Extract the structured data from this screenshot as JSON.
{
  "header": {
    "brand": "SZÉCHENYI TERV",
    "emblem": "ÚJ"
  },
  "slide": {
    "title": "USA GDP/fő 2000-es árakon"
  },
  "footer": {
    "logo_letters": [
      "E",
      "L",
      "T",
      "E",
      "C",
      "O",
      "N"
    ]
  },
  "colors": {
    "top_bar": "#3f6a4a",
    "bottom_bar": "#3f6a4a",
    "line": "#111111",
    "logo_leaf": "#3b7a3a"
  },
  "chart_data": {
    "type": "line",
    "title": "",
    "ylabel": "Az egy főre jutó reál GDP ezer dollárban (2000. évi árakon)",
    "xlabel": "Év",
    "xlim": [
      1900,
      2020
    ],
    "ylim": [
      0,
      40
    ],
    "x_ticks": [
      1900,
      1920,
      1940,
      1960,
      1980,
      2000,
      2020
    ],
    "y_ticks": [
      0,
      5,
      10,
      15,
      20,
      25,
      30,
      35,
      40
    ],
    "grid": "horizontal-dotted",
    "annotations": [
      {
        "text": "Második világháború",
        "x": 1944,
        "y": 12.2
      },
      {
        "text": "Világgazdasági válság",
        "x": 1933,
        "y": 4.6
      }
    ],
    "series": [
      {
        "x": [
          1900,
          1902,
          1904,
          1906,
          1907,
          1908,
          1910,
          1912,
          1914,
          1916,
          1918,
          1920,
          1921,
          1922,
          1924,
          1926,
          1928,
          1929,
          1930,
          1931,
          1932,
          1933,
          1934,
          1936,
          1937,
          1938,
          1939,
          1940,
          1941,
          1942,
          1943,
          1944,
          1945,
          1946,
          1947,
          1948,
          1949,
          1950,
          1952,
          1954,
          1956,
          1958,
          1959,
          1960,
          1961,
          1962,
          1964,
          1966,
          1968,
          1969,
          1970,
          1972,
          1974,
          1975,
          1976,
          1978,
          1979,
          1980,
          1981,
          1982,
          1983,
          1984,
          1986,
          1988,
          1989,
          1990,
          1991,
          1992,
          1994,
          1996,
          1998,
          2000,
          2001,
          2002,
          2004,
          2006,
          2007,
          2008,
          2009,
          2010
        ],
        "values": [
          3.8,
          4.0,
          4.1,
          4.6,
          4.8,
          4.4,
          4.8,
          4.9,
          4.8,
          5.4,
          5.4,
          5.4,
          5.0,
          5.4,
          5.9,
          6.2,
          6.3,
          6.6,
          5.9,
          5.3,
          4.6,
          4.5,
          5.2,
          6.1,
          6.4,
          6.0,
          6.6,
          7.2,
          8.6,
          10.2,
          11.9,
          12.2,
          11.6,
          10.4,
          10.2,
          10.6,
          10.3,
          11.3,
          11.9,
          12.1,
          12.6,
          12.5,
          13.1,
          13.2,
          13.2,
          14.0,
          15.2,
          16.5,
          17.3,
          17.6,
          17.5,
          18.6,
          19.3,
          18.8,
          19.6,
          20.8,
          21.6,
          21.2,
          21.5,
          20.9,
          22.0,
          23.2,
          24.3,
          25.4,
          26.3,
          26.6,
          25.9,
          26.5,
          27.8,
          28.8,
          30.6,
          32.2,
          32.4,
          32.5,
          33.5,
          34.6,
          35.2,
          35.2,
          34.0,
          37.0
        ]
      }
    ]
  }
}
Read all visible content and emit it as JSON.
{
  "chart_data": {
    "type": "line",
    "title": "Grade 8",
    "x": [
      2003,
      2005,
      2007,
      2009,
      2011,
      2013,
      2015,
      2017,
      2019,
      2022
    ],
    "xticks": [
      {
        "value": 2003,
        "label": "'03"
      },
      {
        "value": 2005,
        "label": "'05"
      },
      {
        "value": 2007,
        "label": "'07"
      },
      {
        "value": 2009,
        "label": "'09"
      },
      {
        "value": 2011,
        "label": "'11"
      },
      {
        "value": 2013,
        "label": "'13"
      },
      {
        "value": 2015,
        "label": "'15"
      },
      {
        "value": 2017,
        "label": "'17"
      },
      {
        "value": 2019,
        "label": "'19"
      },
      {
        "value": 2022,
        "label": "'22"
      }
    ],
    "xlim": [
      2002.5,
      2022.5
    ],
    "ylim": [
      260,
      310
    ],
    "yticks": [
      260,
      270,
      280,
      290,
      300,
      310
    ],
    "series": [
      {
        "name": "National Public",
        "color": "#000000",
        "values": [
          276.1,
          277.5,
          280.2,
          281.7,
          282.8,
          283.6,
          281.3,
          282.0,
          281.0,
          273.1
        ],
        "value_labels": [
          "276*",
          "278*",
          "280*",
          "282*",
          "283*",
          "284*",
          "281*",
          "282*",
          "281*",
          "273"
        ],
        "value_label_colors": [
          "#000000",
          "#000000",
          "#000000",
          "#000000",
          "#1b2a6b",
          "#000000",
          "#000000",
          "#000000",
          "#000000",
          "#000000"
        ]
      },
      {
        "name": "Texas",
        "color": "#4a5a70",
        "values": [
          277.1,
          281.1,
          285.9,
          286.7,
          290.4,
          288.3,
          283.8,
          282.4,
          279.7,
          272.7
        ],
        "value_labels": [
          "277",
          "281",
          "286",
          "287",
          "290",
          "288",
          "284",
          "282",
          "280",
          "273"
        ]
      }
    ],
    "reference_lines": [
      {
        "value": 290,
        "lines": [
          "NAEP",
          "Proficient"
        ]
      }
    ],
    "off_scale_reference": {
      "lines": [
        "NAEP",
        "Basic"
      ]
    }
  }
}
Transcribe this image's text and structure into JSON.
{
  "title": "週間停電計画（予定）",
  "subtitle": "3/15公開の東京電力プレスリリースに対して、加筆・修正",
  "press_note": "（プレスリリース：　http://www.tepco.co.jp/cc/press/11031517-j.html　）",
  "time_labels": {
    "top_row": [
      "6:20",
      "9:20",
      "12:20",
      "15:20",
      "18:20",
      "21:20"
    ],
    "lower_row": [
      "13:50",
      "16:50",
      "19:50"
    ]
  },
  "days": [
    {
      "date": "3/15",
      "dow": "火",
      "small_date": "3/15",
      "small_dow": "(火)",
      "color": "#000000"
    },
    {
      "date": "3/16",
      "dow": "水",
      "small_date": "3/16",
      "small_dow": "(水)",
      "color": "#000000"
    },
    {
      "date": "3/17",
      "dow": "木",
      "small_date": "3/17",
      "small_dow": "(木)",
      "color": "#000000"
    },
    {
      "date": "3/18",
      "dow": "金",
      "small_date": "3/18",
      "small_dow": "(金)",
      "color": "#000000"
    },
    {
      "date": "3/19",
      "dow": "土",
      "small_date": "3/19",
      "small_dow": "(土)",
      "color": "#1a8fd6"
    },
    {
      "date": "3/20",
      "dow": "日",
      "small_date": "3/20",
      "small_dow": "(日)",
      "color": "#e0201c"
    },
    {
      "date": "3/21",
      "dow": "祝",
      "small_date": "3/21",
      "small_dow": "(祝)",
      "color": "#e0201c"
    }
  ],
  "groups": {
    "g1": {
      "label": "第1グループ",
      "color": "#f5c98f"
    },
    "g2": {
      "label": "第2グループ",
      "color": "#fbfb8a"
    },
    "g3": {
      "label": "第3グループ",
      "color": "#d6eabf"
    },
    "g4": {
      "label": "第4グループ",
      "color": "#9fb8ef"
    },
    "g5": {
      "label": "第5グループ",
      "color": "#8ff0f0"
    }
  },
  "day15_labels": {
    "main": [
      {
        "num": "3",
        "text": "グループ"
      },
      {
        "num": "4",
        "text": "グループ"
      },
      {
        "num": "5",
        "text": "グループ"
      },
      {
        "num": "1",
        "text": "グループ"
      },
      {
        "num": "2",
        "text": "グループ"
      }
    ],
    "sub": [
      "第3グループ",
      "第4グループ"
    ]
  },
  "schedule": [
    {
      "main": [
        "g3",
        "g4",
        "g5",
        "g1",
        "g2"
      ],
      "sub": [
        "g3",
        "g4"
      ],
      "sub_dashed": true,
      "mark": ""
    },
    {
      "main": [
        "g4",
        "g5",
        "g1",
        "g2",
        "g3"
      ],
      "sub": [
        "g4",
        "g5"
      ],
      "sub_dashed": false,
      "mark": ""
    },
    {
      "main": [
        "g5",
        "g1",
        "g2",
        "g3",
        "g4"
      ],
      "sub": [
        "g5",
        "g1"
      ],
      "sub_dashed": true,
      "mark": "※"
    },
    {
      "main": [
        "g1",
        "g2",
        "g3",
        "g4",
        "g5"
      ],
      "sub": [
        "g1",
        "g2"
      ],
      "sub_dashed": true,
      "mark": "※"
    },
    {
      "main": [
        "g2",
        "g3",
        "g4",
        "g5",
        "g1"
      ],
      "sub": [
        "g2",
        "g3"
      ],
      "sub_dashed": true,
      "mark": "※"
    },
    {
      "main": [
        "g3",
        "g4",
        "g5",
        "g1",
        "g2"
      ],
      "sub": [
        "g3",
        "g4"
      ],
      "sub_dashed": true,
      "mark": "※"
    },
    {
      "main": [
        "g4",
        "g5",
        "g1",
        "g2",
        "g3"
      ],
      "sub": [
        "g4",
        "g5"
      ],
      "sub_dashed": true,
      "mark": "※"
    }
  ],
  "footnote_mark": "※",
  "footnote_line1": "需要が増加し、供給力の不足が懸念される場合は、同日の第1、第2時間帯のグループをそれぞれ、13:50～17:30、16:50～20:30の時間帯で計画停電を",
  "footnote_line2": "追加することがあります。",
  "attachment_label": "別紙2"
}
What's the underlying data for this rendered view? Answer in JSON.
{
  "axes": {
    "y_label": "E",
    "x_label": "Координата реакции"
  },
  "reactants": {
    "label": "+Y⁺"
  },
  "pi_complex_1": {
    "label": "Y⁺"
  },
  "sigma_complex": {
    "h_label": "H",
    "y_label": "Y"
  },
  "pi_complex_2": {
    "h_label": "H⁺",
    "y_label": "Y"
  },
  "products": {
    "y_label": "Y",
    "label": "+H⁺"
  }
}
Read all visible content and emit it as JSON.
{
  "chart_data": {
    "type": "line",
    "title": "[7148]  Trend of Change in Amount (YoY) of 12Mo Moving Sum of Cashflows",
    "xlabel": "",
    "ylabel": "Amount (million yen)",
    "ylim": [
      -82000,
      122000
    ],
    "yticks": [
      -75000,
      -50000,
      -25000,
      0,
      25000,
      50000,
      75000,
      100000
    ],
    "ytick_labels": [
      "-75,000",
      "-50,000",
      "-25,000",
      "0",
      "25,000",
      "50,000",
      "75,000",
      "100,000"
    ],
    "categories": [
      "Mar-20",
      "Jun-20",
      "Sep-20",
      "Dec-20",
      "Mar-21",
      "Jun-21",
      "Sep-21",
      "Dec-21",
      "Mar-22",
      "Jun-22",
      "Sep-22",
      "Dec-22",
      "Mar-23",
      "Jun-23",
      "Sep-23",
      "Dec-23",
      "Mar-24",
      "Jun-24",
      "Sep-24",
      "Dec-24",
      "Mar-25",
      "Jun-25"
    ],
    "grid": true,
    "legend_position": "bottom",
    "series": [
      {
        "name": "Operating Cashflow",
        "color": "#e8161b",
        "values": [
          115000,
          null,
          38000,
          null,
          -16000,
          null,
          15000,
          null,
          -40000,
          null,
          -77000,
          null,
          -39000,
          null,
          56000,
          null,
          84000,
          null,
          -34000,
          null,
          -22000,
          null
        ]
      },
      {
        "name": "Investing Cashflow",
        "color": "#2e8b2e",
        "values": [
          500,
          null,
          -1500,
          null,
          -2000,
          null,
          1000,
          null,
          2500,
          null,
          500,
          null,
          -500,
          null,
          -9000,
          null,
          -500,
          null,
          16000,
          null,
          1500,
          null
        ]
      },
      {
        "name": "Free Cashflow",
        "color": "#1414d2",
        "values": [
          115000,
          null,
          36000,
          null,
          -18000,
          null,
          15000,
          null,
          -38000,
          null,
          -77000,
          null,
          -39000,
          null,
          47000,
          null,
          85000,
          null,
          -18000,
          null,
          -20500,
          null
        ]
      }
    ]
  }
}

(GIVEN INSTRUCTION)
Copy out all lines where the word "Amount" appears.

(SOLUTION TO THIS PROBLEM)
    "title": "[7148]  Trend of Change in Amount (YoY) of 12Mo Moving Sum of Cashflows",
    "ylabel": "Amount (million yen)",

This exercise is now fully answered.